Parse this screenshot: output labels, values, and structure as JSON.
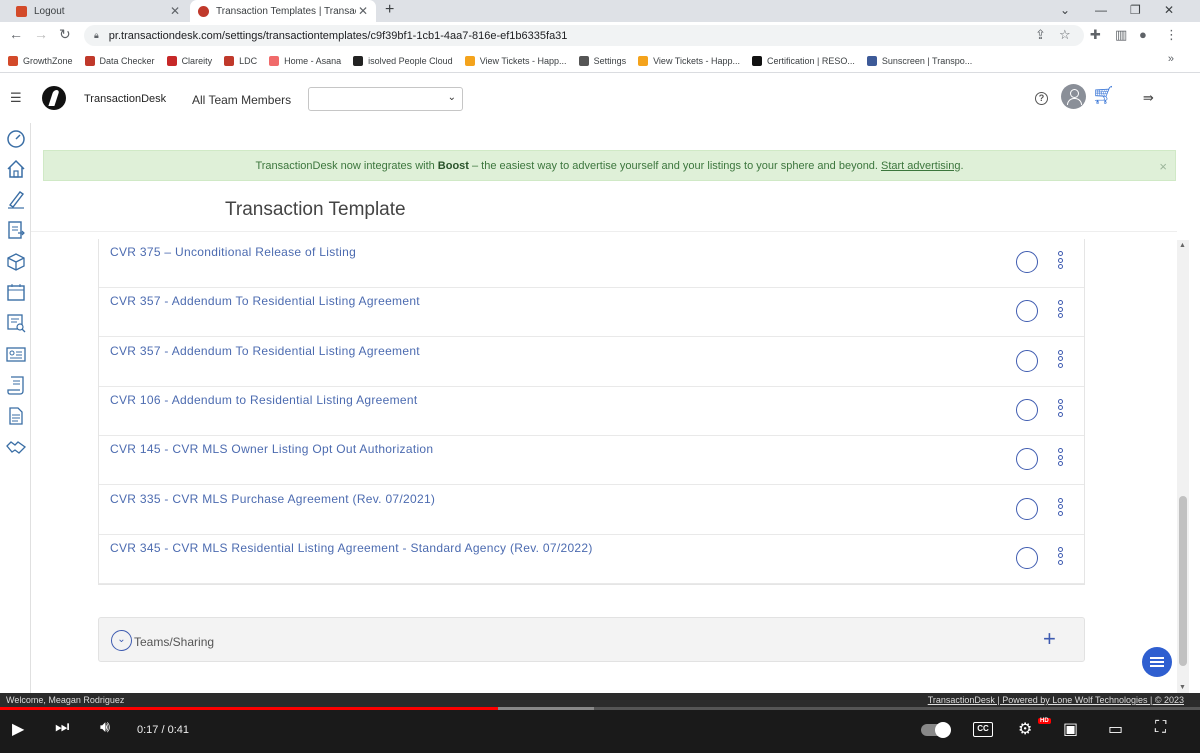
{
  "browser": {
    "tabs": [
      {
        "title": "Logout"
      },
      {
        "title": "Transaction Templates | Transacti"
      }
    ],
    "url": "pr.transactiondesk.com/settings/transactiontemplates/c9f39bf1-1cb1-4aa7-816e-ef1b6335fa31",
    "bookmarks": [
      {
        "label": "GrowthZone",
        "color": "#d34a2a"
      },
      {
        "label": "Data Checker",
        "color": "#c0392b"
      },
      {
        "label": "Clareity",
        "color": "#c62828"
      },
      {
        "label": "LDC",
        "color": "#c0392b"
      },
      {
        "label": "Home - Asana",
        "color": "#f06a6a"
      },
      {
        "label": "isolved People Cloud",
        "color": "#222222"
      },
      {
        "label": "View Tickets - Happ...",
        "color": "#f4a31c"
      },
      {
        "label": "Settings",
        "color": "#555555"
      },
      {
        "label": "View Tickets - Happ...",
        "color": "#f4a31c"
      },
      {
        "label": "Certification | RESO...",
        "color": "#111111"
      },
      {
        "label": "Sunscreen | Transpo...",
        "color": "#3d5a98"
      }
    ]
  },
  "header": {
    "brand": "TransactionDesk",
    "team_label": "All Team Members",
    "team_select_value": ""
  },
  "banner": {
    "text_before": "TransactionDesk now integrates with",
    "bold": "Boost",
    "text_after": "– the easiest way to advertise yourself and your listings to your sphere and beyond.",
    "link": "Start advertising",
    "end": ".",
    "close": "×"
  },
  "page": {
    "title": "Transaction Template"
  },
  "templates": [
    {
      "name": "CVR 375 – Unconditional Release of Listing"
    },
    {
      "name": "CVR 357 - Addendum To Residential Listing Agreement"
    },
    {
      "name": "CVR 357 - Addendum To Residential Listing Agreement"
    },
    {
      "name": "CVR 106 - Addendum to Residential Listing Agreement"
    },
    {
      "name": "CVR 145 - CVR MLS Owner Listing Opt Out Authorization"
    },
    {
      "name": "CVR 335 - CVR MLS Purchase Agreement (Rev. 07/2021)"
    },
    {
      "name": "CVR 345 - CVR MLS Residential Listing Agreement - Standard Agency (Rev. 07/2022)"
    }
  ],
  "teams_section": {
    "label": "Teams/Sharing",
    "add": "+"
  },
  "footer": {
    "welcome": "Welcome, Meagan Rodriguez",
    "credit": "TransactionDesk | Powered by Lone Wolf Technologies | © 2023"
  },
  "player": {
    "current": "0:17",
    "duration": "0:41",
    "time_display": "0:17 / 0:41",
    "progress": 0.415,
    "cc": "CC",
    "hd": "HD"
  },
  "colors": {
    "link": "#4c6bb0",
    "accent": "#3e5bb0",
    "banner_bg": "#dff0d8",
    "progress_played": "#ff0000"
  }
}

============================================================

### Exercise objective
Return each line exactly as written. Any picture gets left out.

### Full response
Parse this screenshot: output labels, values, and structure as JSON.
{
  "browser": {
    "tabs": [
      {
        "title": "Logout"
      },
      {
        "title": "Transaction Templates | Transacti"
      }
    ],
    "url": "pr.transactiondesk.com/settings/transactiontemplates/c9f39bf1-1cb1-4aa7-816e-ef1b6335fa31",
    "bookmarks": [
      {
        "label": "GrowthZone",
        "color": "#d34a2a"
      },
      {
        "label": "Data Checker",
        "color": "#c0392b"
      },
      {
        "label": "Clareity",
        "color": "#c62828"
      },
      {
        "label": "LDC",
        "color": "#c0392b"
      },
      {
        "label": "Home - Asana",
        "color": "#f06a6a"
      },
      {
        "label": "isolved People Cloud",
        "color": "#222222"
      },
      {
        "label": "View Tickets - Happ...",
        "color": "#f4a31c"
      },
      {
        "label": "Settings",
        "color": "#555555"
      },
      {
        "label": "View Tickets - Happ...",
        "color": "#f4a31c"
      },
      {
        "label": "Certification | RESO...",
        "color": "#111111"
      },
      {
        "label": "Sunscreen | Transpo...",
        "color": "#3d5a98"
      }
    ]
  },
  "header": {
    "brand": "TransactionDesk",
    "team_label": "All Team Members",
    "team_select_value": ""
  },
  "banner": {
    "text_before": "TransactionDesk now integrates with",
    "bold": "Boost",
    "text_after": "– the easiest way to advertise yourself and your listings to your sphere and beyond.",
    "link": "Start advertising",
    "end": ".",
    "close": "×"
  },
  "page": {
    "title": "Transaction Template"
  },
  "templates": [
    {
      "name": "CVR 375 – Unconditional Release of Listing"
    },
    {
      "name": "CVR 357 - Addendum To Residential Listing Agreement"
    },
    {
      "name": "CVR 357 - Addendum To Residential Listing Agreement"
    },
    {
      "name": "CVR 106 - Addendum to Residential Listing Agreement"
    },
    {
      "name": "CVR 145 - CVR MLS Owner Listing Opt Out Authorization"
    },
    {
      "name": "CVR 335 - CVR MLS Purchase Agreement (Rev. 07/2021)"
    },
    {
      "name": "CVR 345 - CVR MLS Residential Listing Agreement - Standard Agency (Rev. 07/2022)"
    }
  ],
  "teams_section": {
    "label": "Teams/Sharing",
    "add": "+"
  },
  "footer": {
    "welcome": "Welcome, Meagan Rodriguez",
    "credit": "TransactionDesk | Powered by Lone Wolf Technologies | © 2023"
  },
  "player": {
    "current": "0:17",
    "duration": "0:41",
    "time_display": "0:17 / 0:41",
    "progress": 0.415,
    "cc": "CC",
    "hd": "HD"
  },
  "colors": {
    "link": "#4c6bb0",
    "accent": "#3e5bb0",
    "banner_bg": "#dff0d8",
    "progress_played": "#ff0000"
  }
}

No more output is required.